Exercise text:
Joe Lombardi strolled through the packed Field 5 parking lot outside the Jones Beach amphitheater on Long Island—past the men dressed as pirates, the boat parked atop a party bus, the cornhole players and the silver-haired tailgaters pedaling tandem bikes. The diehards had arrived at dawn, and by midafternoon, some had crashed out in the shade of inflatable palm trees, napping away the hours before Jimmy Buffett would take the stage.

“A certain segment of his fans would like to live in Margaritaville,” said Lombardi, who serves as president the local chapter of the Parrot Heads in Paradise, a Buffett fan club with 25,000 members around the world.

It wasn’t an idle observation. Over the past two decades, Buffett has built a licensing and hospitality empire on the back of his most ubiquitous hit, selling everything from hotel rooms to deck chairs and frozen shrimp through his company, Margaritaville Holdings.

Now he’s slapping his brand on 55-and-older communities in a novel bid to sell homes to boomers who are ready to kick back—just not in the same way their parents did. In February, the company said it was partnering with a Canadian homebuilder called Minto Communites to build 7,000 homes in Daytona Beach, Fla., in an age-restricted development called Latitude Margaritaville.

Record extracts:
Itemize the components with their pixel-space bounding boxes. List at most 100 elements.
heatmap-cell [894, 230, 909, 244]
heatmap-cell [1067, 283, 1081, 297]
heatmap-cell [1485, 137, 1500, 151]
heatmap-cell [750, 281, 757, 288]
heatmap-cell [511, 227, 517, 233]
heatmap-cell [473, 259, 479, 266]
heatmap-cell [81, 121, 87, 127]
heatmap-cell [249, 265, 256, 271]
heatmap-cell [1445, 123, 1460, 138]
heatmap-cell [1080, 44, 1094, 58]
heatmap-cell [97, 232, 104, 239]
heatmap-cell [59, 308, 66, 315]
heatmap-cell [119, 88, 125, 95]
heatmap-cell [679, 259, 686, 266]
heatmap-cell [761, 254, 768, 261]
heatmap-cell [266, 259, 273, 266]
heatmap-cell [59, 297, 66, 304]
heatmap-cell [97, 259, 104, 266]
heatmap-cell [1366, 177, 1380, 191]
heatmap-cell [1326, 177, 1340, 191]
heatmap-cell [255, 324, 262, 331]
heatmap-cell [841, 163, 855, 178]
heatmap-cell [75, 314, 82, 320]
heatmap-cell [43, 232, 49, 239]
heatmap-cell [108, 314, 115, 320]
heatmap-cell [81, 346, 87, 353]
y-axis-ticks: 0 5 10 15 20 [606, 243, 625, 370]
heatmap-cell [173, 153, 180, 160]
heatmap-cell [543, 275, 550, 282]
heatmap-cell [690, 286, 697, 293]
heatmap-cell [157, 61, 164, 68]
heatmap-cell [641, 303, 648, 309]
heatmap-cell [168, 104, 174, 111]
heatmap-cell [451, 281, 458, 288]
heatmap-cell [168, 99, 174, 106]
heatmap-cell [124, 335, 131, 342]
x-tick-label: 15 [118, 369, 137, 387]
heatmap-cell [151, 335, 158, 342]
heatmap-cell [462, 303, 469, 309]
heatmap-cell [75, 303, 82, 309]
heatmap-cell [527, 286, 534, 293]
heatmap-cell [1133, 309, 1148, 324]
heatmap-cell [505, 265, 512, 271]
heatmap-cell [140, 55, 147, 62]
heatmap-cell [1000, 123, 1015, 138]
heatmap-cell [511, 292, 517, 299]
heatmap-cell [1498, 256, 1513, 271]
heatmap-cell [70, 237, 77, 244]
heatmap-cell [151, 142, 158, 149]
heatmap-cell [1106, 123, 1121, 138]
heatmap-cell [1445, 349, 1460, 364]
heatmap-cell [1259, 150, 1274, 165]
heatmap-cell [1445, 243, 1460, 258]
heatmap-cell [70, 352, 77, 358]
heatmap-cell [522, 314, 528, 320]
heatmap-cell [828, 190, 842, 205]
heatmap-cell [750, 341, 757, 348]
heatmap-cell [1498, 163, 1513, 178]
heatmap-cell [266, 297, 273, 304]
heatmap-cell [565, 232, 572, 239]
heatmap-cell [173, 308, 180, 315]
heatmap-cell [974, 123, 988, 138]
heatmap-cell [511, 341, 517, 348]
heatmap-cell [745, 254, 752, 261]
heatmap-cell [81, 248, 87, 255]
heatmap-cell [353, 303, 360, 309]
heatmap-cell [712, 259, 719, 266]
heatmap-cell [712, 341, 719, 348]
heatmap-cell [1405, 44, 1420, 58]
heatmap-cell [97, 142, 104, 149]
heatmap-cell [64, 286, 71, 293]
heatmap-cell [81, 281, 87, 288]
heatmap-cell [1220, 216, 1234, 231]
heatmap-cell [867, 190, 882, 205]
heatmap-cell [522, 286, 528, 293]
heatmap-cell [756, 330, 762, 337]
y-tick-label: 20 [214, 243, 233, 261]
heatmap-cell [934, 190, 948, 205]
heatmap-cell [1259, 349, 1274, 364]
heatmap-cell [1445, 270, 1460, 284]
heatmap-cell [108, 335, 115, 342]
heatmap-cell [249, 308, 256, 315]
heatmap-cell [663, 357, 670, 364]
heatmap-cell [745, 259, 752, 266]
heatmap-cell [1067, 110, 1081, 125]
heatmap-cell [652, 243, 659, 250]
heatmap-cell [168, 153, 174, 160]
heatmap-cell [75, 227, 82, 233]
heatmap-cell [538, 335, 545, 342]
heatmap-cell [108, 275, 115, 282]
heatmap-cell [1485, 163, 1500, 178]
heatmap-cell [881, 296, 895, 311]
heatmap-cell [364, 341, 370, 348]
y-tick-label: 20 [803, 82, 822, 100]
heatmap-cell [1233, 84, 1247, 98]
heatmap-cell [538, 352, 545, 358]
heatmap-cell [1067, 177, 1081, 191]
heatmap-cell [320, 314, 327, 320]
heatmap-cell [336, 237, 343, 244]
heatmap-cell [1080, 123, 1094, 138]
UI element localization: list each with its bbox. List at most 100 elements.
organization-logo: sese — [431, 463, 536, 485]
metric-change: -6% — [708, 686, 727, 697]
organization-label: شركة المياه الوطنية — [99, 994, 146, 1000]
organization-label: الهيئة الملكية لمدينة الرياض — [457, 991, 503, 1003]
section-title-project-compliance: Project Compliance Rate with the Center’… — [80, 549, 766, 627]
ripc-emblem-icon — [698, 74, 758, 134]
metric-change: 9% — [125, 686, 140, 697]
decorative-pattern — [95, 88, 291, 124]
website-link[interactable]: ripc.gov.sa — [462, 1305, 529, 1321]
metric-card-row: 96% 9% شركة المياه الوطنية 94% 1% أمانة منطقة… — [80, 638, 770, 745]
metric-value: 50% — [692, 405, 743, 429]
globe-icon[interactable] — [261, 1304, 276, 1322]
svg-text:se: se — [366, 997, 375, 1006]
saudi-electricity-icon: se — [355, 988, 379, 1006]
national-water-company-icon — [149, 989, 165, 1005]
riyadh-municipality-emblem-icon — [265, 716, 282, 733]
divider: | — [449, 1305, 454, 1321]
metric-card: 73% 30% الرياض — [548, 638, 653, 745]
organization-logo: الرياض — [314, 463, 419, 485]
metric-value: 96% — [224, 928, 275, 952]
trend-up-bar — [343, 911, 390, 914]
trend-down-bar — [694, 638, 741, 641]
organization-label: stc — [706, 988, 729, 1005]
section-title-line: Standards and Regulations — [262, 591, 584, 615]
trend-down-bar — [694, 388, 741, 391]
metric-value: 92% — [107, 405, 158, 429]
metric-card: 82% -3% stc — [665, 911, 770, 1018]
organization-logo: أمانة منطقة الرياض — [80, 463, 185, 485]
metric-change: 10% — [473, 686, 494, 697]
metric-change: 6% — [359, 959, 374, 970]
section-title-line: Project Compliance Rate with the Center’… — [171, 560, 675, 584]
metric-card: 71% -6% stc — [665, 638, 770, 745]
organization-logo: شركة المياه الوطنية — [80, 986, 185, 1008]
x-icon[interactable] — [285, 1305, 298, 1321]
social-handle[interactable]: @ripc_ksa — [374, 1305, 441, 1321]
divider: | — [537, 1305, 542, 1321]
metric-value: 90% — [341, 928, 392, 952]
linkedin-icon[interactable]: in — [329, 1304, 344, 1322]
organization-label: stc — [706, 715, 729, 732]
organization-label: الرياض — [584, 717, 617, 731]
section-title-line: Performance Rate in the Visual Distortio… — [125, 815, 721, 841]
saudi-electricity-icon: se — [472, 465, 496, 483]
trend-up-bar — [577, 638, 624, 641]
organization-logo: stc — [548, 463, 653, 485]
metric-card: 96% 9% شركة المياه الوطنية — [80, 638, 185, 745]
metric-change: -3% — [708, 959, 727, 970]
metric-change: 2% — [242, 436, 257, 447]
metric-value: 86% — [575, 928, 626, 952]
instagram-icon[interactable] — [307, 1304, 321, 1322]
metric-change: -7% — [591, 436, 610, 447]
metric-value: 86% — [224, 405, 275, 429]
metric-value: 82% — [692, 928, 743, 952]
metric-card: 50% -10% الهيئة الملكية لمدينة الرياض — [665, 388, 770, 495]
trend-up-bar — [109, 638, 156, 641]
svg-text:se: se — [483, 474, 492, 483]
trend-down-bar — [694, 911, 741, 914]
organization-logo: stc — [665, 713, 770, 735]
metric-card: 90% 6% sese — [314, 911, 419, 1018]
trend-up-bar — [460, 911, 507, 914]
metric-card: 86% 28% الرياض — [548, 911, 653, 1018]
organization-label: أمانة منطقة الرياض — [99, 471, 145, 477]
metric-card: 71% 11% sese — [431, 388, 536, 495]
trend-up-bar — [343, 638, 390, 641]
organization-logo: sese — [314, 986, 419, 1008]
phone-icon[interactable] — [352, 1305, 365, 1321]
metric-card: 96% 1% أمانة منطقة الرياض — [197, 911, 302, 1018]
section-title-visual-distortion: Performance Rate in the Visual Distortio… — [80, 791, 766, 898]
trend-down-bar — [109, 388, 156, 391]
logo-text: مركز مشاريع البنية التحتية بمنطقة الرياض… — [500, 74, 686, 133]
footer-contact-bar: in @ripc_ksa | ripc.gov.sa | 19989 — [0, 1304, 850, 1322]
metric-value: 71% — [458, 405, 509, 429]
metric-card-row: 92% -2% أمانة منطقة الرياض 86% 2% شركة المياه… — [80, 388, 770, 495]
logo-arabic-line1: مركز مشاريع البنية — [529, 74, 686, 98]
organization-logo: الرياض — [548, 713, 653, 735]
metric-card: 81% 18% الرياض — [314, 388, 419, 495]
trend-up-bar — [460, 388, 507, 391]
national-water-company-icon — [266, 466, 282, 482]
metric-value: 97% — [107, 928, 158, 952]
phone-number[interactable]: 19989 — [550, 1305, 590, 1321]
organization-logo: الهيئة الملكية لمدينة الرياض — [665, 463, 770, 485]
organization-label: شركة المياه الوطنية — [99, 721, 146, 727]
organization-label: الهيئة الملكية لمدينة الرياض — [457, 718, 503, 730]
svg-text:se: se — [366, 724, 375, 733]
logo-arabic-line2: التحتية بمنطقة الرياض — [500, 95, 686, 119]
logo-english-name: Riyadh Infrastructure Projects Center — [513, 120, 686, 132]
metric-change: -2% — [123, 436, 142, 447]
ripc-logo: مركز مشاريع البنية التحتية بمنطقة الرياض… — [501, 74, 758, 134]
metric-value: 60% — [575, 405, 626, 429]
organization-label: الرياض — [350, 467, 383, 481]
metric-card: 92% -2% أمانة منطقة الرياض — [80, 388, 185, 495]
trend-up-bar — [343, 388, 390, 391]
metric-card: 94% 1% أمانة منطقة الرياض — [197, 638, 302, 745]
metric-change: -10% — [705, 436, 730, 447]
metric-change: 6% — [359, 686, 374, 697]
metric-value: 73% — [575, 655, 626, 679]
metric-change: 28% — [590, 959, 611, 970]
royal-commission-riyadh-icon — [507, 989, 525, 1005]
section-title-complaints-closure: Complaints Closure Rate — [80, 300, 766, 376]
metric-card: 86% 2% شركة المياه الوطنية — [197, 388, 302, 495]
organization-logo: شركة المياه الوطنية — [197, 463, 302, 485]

Assigned task 1: According to the Jimmy Buffett article, how many members does the Parrot Heads in Paradise fan club have?
Assigned task 2: What four things does the Jimmy Buffett article say Joe Lombardi walked past in the Field 5 parking lot? List them all.
Assigned task 3: Continue the article about Jimmy Buffett's Margaritaville business, picking up after its last sentence.
The records have no connection to the article about Jimmy Buffett's Margaritaville business.

Output 1: 25,000 members around the world.

Output 2:
- Men dressed as pirates
- A boat parked atop a party bus
- Cornhole players
- Silver-haired tailgaters pedaling tandem bikes

Output 3:
“The last thing anyone wants is to go someplace where people are living out their last years.”

Buffett has a loyal fan and consumer base, but aging homebuyers may prove to be a tricky market. Boomers are working longer and moving less often than their parents, preferring to renovate their homes so they can age in place. For some, the snowbird lifestyle their parents’ generation invented might look like one last tradition against which to rebel. Others might just not want to admit they’re getting old.

“We have people who are really into the lifestyle. They can’t wait,” said Lombardi. Other fans worry the communities could resemble theme parks, or worse: “The last thing anyone wants is to go someplace where people are living out their last years.”

Forty years ago, long before it became a microwave dinner or real-estate development, Margaritaville was a 1977 hit that saw Buffett playing his trademark role of everyman in paradise, bemused at his circumstances but determined to live in the present, cocktail in hand, not dwell on the half-remembered past.

Buffett turned Margaritaville into an actual place with the opening of his first restaurant in Key West in 1987, but it wasn’t until the late-’90s that he kicked his branding operation into gear. Today, the singer’s website offers an astounding array of branded consumer goods, including LandShark Lager, rum and tequila, chips and salsa, pool floats, beachwear, and a selection of souped-up blenders sold under the heading of party machines.

Margaritaville’s hospitality business has become an even bigger draw, with 70 restaurants and a string of hotels in resort towns dotting the Gulf of Mexico and the Caribbean Sea. In all, its revenue topped $1.5 billion in 2015, and more than 20 million guests walked into a Margaritaville establishment last year, according to John Cohlan, the company’s chief executive officer.